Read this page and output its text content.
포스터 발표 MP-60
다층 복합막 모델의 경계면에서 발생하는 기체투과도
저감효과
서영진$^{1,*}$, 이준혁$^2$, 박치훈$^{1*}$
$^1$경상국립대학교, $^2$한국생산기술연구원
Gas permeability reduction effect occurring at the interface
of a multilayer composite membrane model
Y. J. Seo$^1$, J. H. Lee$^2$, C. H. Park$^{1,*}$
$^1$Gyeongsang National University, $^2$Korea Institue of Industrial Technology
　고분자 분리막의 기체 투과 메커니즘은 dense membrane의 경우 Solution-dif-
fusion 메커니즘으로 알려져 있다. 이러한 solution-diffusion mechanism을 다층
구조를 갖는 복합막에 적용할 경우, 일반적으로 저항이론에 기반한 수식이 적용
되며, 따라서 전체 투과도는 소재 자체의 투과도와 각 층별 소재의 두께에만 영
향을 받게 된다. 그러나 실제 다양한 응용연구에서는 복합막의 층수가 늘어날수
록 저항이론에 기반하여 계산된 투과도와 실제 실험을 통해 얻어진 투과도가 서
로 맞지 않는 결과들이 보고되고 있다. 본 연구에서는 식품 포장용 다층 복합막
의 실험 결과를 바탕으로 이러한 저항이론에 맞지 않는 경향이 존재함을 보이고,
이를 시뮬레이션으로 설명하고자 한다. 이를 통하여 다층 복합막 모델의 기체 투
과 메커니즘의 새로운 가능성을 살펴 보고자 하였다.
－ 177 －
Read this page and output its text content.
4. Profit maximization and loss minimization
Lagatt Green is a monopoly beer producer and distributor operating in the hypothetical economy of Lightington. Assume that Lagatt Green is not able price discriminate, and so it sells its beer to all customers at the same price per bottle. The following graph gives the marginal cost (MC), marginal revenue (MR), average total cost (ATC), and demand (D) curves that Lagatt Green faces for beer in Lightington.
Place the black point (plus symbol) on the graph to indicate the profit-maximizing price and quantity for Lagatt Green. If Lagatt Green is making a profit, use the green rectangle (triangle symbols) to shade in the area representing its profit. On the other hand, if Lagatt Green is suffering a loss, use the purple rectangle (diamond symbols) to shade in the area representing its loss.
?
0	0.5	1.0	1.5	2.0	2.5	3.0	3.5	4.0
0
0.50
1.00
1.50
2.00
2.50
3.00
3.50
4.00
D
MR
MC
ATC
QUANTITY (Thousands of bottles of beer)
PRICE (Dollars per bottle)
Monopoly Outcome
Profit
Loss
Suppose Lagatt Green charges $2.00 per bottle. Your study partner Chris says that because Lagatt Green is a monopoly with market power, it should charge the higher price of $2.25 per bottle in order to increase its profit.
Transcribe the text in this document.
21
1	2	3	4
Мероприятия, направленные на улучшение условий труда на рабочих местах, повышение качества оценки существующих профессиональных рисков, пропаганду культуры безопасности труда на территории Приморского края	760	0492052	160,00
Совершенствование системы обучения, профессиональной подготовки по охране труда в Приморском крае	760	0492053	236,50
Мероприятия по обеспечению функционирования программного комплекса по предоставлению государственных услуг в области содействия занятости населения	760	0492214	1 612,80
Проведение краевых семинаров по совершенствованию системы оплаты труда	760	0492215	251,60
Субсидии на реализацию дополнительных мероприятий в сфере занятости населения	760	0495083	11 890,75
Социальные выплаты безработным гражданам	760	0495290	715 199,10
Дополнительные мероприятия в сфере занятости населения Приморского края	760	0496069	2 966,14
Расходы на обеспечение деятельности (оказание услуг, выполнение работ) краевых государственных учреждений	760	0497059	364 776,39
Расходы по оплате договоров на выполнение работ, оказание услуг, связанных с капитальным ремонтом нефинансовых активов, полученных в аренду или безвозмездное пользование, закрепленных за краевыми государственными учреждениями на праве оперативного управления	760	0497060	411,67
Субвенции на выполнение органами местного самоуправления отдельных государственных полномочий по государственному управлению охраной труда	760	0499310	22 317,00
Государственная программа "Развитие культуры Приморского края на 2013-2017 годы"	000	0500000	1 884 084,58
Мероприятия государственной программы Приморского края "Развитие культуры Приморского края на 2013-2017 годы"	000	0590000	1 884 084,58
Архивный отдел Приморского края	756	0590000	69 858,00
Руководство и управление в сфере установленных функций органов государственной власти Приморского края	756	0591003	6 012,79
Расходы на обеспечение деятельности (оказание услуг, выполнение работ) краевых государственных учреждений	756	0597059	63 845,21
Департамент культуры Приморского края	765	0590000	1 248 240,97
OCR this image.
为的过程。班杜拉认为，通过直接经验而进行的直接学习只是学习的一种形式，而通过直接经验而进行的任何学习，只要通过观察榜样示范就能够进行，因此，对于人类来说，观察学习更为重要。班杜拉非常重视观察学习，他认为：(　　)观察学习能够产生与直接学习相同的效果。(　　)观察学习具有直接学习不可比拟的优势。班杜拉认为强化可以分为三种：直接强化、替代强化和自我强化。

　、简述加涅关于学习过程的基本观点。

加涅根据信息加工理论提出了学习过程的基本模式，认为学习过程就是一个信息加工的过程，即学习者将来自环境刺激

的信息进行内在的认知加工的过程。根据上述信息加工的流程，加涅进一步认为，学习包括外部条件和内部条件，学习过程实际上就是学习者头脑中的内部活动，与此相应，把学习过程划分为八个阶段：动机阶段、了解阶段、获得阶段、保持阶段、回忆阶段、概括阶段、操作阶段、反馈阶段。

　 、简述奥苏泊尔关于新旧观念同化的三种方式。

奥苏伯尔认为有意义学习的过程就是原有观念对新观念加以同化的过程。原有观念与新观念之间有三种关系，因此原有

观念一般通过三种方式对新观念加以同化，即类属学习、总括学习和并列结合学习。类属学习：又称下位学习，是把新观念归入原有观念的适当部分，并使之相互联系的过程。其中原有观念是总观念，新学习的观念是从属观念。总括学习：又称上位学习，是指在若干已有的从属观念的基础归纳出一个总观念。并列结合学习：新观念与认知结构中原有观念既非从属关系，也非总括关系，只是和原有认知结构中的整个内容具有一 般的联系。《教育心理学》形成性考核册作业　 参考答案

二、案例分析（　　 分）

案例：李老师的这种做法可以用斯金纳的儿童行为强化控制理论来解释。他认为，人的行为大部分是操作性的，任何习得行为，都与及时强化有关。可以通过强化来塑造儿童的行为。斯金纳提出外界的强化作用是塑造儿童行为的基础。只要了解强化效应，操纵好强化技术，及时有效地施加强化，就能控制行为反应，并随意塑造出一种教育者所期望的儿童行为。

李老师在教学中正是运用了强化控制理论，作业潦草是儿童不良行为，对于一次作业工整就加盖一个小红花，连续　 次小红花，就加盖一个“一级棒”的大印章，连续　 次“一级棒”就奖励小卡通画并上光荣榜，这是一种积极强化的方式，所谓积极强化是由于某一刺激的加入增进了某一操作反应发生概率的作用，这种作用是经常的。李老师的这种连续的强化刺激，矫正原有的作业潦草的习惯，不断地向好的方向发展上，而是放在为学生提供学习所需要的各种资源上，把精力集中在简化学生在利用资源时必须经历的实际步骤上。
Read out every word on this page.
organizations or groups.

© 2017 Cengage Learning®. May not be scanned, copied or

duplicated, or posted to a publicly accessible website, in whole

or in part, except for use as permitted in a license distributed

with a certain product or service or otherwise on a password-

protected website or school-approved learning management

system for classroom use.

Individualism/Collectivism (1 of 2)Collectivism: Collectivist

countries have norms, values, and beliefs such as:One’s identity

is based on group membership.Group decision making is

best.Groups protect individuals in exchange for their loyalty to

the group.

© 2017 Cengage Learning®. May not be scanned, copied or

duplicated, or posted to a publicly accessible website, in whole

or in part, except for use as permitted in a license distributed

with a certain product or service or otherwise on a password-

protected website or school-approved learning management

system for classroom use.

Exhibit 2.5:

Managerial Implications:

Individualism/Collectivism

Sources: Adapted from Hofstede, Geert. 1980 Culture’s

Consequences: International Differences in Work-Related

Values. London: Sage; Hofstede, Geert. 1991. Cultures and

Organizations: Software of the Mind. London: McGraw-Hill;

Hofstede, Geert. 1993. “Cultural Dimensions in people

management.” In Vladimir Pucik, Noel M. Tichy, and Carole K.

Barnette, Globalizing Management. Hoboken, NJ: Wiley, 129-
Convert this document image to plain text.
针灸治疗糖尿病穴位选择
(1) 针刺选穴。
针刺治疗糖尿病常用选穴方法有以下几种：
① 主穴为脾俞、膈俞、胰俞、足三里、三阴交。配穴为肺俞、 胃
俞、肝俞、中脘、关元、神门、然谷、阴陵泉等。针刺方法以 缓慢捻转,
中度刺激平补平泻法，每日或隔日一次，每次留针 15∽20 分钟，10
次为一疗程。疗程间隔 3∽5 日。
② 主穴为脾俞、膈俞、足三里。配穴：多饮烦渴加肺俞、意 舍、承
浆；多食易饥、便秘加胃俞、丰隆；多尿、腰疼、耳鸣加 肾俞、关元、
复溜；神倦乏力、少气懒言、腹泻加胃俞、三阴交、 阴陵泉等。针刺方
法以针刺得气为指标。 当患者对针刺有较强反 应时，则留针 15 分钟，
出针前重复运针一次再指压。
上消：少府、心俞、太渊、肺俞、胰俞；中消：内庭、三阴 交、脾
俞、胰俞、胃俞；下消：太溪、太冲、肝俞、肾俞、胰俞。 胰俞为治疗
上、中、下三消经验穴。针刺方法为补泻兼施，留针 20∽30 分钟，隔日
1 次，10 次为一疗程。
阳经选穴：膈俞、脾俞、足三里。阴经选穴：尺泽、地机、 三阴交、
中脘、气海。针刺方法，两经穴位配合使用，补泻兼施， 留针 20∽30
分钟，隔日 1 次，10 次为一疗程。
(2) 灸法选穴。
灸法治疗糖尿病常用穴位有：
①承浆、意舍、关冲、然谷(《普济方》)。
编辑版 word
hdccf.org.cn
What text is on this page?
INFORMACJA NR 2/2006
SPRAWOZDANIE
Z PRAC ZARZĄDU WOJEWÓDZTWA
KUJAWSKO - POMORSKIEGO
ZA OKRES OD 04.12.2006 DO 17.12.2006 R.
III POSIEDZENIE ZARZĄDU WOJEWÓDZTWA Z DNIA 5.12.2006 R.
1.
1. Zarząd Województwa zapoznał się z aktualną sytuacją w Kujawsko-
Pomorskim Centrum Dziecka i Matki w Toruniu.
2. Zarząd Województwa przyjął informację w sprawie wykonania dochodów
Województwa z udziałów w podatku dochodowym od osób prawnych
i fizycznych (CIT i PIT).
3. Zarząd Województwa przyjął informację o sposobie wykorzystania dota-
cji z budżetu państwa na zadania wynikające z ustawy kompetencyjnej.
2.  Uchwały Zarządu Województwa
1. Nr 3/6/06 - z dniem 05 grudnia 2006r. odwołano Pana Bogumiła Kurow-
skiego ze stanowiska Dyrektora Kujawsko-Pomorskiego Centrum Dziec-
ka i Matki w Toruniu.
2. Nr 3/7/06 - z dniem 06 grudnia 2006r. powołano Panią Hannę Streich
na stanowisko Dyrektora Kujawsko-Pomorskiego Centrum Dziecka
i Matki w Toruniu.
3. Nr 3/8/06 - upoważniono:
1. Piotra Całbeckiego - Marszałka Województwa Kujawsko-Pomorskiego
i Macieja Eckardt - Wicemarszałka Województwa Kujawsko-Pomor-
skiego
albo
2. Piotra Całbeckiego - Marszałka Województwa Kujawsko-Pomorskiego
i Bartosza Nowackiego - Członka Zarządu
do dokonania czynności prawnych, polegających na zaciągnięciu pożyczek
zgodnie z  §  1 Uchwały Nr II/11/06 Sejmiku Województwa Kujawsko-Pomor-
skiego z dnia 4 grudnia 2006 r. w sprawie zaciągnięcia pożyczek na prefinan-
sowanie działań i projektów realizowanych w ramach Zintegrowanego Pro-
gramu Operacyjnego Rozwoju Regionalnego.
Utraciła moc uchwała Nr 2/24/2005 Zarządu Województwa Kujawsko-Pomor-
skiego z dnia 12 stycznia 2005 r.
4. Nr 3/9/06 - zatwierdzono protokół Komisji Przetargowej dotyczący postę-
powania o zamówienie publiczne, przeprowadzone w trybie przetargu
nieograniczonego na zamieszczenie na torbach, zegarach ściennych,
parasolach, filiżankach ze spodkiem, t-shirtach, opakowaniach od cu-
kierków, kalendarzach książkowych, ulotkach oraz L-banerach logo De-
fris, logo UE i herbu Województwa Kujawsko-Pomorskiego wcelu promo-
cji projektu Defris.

□ □ □

◆ Written request
Which lines hold the word "Dziecka"? Copy every one of them.

◆ Finished task
Pomorskim Centrum Dziecka i Matki w Toruniu.
na stanowisko Dyrektora Kujawsko-Pomorskiego Centrum Dziecka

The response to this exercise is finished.